[Extracted data entries]
►

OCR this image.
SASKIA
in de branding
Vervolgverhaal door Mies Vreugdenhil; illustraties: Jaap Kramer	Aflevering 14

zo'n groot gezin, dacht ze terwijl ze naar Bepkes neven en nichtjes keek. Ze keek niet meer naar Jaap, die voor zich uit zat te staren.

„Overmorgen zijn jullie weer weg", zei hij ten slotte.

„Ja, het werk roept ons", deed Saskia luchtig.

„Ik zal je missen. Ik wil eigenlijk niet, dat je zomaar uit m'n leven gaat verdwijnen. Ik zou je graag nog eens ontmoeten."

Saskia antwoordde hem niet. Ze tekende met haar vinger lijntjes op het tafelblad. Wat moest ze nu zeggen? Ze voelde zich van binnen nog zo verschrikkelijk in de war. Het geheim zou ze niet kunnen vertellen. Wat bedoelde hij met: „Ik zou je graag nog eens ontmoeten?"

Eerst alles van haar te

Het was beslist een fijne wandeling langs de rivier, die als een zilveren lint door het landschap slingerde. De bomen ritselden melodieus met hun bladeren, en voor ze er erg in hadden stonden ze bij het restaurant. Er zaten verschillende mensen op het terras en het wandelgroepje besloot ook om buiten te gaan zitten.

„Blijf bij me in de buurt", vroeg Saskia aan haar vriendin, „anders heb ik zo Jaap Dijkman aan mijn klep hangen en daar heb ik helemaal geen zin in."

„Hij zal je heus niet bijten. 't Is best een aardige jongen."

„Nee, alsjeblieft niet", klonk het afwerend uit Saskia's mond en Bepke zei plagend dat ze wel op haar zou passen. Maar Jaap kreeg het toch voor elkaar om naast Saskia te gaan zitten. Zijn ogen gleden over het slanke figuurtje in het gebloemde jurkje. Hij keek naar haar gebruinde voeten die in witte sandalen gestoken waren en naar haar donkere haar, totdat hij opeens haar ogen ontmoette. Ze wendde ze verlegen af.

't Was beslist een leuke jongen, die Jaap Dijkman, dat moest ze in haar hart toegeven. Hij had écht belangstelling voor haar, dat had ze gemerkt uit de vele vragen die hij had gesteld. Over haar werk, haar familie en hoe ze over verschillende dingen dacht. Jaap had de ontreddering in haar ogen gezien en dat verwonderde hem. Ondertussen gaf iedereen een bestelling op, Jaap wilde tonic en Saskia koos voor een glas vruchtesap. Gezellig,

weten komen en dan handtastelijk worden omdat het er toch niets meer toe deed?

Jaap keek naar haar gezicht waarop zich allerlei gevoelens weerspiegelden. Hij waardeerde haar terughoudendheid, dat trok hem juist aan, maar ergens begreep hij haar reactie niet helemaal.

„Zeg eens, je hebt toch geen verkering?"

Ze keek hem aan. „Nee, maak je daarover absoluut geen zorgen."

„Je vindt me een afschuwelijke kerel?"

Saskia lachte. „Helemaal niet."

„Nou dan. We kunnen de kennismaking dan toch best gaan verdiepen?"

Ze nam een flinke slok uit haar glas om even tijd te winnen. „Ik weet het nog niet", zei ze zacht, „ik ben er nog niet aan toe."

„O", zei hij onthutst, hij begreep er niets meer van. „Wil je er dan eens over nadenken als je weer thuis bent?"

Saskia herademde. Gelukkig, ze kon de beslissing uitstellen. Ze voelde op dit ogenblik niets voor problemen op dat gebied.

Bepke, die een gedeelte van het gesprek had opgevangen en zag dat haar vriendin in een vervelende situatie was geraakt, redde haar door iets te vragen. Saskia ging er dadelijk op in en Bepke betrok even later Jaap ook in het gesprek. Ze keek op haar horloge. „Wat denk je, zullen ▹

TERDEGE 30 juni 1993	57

◄

Challenge>
Take the listing above and set it down exactly.

The answer>
OCR this image.
SASKIA
in de branding
Vervolgverhaal door Mies Vreugdenhil; illustraties: Jaap Kramer	Aflevering 14

zo'n groot gezin, dacht ze terwijl ze naar Bepkes neven en nichtjes keek. Ze keek niet meer naar Jaap, die voor zich uit zat te staren.

„Overmorgen zijn jullie weer weg", zei hij ten slotte.

„Ja, het werk roept ons", deed Saskia luchtig.

„Ik zal je missen. Ik wil eigenlijk niet, dat je zomaar uit m'n leven gaat verdwijnen. Ik zou je graag nog eens ontmoeten."

Saskia antwoordde hem niet. Ze tekende met haar vinger lijntjes op het tafelblad. Wat moest ze nu zeggen? Ze voelde zich van binnen nog zo verschrikkelijk in de war. Het geheim zou ze niet kunnen vertellen. Wat bedoelde hij met: „Ik zou je graag nog eens ontmoeten?"

Eerst alles van haar te

Het was beslist een fijne wandeling langs de rivier, die als een zilveren lint door het landschap slingerde. De bomen ritselden melodieus met hun bladeren, en voor ze er erg in hadden stonden ze bij het restaurant. Er zaten verschillende mensen op het terras en het wandelgroepje besloot ook om buiten te gaan zitten.

„Blijf bij me in de buurt", vroeg Saskia aan haar vriendin, „anders heb ik zo Jaap Dijkman aan mijn klep hangen en daar heb ik helemaal geen zin in."

„Hij zal je heus niet bijten. 't Is best een aardige jongen."

„Nee, alsjeblieft niet", klonk het afwerend uit Saskia's mond en Bepke zei plagend dat ze wel op haar zou passen. Maar Jaap kreeg het toch voor elkaar om naast Saskia te gaan zitten. Zijn ogen gleden over het slanke figuurtje in het gebloemde jurkje. Hij keek naar haar gebruinde voeten die in witte sandalen gestoken waren en naar haar donkere haar, totdat hij opeens haar ogen ontmoette. Ze wendde ze verlegen af.

't Was beslist een leuke jongen, die Jaap Dijkman, dat moest ze in haar hart toegeven. Hij had écht belangstelling voor haar, dat had ze gemerkt uit de vele vragen die hij had gesteld. Over haar werk, haar familie en hoe ze over verschillende dingen dacht. Jaap had de ontreddering in haar ogen gezien en dat verwonderde hem. Ondertussen gaf iedereen een bestelling op, Jaap wilde tonic en Saskia koos voor een glas vruchtesap. Gezellig,

weten komen en dan handtastelijk worden omdat het er toch niets meer toe deed?

Jaap keek naar haar gezicht waarop zich allerlei gevoelens weerspiegelden. Hij waardeerde haar terughoudendheid, dat trok hem juist aan, maar ergens begreep hij haar reactie niet helemaal.

„Zeg eens, je hebt toch geen verkering?"

Ze keek hem aan. „Nee, maak je daarover absoluut geen zorgen."

„Je vindt me een afschuwelijke kerel?"

Saskia lachte. „Helemaal niet."

„Nou dan. We kunnen de kennismaking dan toch best gaan verdiepen?"

Ze nam een flinke slok uit haar glas om even tijd te winnen. „Ik weet het nog niet", zei ze zacht, „ik ben er nog niet aan toe."

„O", zei hij onthutst, hij begreep er niets meer van. „Wil je er dan eens over nadenken als je weer thuis bent?"

Saskia herademde. Gelukkig, ze kon de beslissing uitstellen. Ze voelde op dit ogenblik niets voor problemen op dat gebied.

Bepke, die een gedeelte van het gesprek had opgevangen en zag dat haar vriendin in een vervelende situatie was geraakt, redde haar door iets te vragen. Saskia ging er dadelijk op in en Bepke betrok even later Jaap ook in het gesprek. Ze keek op haar horloge. „Wat denk je, zullen ▹

TERDEGE 30 juni 1993	57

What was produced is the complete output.